**SET PROBLEM:** Repeat each line exactly, leaving nothing out.

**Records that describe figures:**
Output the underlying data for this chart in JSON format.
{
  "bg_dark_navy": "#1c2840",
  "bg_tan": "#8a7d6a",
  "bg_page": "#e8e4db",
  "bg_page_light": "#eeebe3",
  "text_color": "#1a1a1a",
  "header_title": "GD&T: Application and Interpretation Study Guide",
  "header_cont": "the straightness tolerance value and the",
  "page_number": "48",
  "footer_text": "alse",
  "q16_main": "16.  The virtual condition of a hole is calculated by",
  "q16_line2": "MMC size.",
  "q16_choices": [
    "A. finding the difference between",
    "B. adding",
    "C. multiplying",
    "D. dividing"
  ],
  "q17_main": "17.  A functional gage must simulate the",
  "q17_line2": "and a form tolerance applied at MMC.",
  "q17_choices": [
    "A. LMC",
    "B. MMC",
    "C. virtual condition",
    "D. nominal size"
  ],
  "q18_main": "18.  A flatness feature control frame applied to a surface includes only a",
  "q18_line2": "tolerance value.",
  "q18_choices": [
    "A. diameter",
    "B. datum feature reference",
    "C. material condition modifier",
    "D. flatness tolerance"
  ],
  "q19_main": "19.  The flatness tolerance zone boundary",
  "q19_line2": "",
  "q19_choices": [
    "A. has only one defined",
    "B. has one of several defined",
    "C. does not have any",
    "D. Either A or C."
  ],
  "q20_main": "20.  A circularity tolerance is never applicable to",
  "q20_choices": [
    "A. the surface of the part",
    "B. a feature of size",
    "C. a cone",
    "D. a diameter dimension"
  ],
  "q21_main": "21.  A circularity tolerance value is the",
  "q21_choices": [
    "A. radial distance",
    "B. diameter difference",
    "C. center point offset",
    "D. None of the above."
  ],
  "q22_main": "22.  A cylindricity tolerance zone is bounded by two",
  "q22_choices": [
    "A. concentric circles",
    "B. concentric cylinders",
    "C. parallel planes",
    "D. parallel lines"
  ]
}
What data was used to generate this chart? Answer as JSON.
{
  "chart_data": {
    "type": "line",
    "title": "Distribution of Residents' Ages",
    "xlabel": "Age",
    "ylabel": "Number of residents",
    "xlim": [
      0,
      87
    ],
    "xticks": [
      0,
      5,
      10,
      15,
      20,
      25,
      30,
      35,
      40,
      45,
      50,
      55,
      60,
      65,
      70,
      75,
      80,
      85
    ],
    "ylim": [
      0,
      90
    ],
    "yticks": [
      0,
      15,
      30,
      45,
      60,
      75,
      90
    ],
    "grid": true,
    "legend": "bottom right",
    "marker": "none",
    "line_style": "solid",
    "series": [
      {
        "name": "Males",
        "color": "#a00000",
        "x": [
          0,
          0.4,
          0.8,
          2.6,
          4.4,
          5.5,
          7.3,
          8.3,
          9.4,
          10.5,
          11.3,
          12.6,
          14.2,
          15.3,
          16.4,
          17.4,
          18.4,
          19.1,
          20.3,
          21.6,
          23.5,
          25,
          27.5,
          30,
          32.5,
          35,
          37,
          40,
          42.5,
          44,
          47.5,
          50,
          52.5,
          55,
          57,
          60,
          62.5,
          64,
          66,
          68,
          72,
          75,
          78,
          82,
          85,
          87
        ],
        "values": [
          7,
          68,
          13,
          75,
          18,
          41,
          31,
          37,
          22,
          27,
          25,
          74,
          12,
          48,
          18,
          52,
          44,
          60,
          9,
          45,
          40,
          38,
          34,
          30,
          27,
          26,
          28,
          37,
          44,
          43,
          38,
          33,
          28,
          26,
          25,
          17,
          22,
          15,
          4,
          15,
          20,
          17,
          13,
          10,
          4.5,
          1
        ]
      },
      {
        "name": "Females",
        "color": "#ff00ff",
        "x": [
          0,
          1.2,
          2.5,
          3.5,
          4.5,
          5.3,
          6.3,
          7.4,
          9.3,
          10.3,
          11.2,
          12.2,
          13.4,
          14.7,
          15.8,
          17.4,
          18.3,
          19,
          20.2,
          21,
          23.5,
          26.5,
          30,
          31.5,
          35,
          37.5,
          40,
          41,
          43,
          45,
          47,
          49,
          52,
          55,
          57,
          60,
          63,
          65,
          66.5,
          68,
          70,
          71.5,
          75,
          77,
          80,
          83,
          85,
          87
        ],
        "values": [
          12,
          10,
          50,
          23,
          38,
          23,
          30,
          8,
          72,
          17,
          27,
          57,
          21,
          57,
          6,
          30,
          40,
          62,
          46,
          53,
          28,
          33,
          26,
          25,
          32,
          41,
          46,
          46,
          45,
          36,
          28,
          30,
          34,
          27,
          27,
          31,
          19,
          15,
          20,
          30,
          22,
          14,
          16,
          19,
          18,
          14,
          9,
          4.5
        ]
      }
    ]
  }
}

**EXERCISE SOLUTION:**
Output the underlying data for this chart in JSON format.
{
  "bg_dark_navy": "#1c2840",
  "bg_tan": "#8a7d6a",
  "bg_page": "#e8e4db",
  "bg_page_light": "#eeebe3",
  "text_color": "#1a1a1a",
  "header_title": "GD&T: Application and Interpretation Study Guide",
  "header_cont": "the straightness tolerance value and the",
  "page_number": "48",
  "footer_text": "alse",
  "q16_main": "16.  The virtual condition of a hole is calculated by",
  "q16_line2": "MMC size.",
  "q16_choices": [
    "A. finding the difference between",
    "B. adding",
    "C. multiplying",
    "D. dividing"
  ],
  "q17_main": "17.  A functional gage must simulate the",
  "q17_line2": "and a form tolerance applied at MMC.",
  "q17_choices": [
    "A. LMC",
    "B. MMC",
    "C. virtual condition",
    "D. nominal size"
  ],
  "q18_main": "18.  A flatness feature control frame applied to a surface includes only a",
  "q18_line2": "tolerance value.",
  "q18_choices": [
    "A. diameter",
    "B. datum feature reference",
    "C. material condition modifier",
    "D. flatness tolerance"
  ],
  "q19_main": "19.  The flatness tolerance zone boundary",
  "q19_line2": "",
  "q19_choices": [
    "A. has only one defined",
    "B. has one of several defined",
    "C. does not have any",
    "D. Either A or C."
  ],
  "q20_main": "20.  A circularity tolerance is never applicable to",
  "q20_choices": [
    "A. the surface of the part",
    "B. a feature of size",
    "C. a cone",
    "D. a diameter dimension"
  ],
  "q21_main": "21.  A circularity tolerance value is the",
  "q21_choices": [
    "A. radial distance",
    "B. diameter difference",
    "C. center point offset",
    "D. None of the above."
  ],
  "q22_main": "22.  A cylindricity tolerance zone is bounded by two",
  "q22_choices": [
    "A. concentric circles",
    "B. concentric cylinders",
    "C. parallel planes",
    "D. parallel lines"
  ]
}
What data was used to generate this chart? Answer as JSON.
{
  "chart_data": {
    "type": "line",
    "title": "Distribution of Residents' Ages",
    "xlabel": "Age",
    "ylabel": "Number of residents",
    "xlim": [
      0,
      87
    ],
    "xticks": [
      0,
      5,
      10,
      15,
      20,
      25,
      30,
      35,
      40,
      45,
      50,
      55,
      60,
      65,
      70,
      75,
      80,
      85
    ],
    "ylim": [
      0,
      90
    ],
    "yticks": [
      0,
      15,
      30,
      45,
      60,
      75,
      90
    ],
    "grid": true,
    "legend": "bottom right",
    "marker": "none",
    "line_style": "solid",
    "series": [
      {
        "name": "Males",
        "color": "#a00000",
        "x": [
          0,
          0.4,
          0.8,
          2.6,
          4.4,
          5.5,
          7.3,
          8.3,
          9.4,
          10.5,
          11.3,
          12.6,
          14.2,
          15.3,
          16.4,
          17.4,
          18.4,
          19.1,
          20.3,
          21.6,
          23.5,
          25,
          27.5,
          30,
          32.5,
          35,
          37,
          40,
          42.5,
          44,
          47.5,
          50,
          52.5,
          55,
          57,
          60,
          62.5,
          64,
          66,
          68,
          72,
          75,
          78,
          82,
          85,
          87
        ],
        "values": [
          7,
          68,
          13,
          75,
          18,
          41,
          31,
          37,
          22,
          27,
          25,
          74,
          12,
          48,
          18,
          52,
          44,
          60,
          9,
          45,
          40,
          38,
          34,
          30,
          27,
          26,
          28,
          37,
          44,
          43,
          38,
          33,
          28,
          26,
          25,
          17,
          22,
          15,
          4,
          15,
          20,
          17,
          13,
          10,
          4.5,
          1
        ]
      },
      {
        "name": "Females",
        "color": "#ff00ff",
        "x": [
          0,
          1.2,
          2.5,
          3.5,
          4.5,
          5.3,
          6.3,
          7.4,
          9.3,
          10.3,
          11.2,
          12.2,
          13.4,
          14.7,
          15.8,
          17.4,
          18.3,
          19,
          20.2,
          21,
          23.5,
          26.5,
          30,
          31.5,
          35,
          37.5,
          40,
          41,
          43,
          45,
          47,
          49,
          52,
          55,
          57,
          60,
          63,
          65,
          66.5,
          68,
          70,
          71.5,
          75,
          77,
          80,
          83,
          85,
          87
        ],
        "values": [
          12,
          10,
          50,
          23,
          38,
          23,
          30,
          8,
          72,
          17,
          27,
          57,
          21,
          57,
          6,
          30,
          40,
          62,
          46,
          53,
          28,
          33,
          26,
          25,
          32,
          41,
          46,
          46,
          45,
          36,
          28,
          30,
          34,
          27,
          27,
          31,
          19,
          15,
          20,
          30,
          22,
          14,
          16,
          19,
          18,
          14,
          9,
          4.5
        ]
      }
    ]
  }
}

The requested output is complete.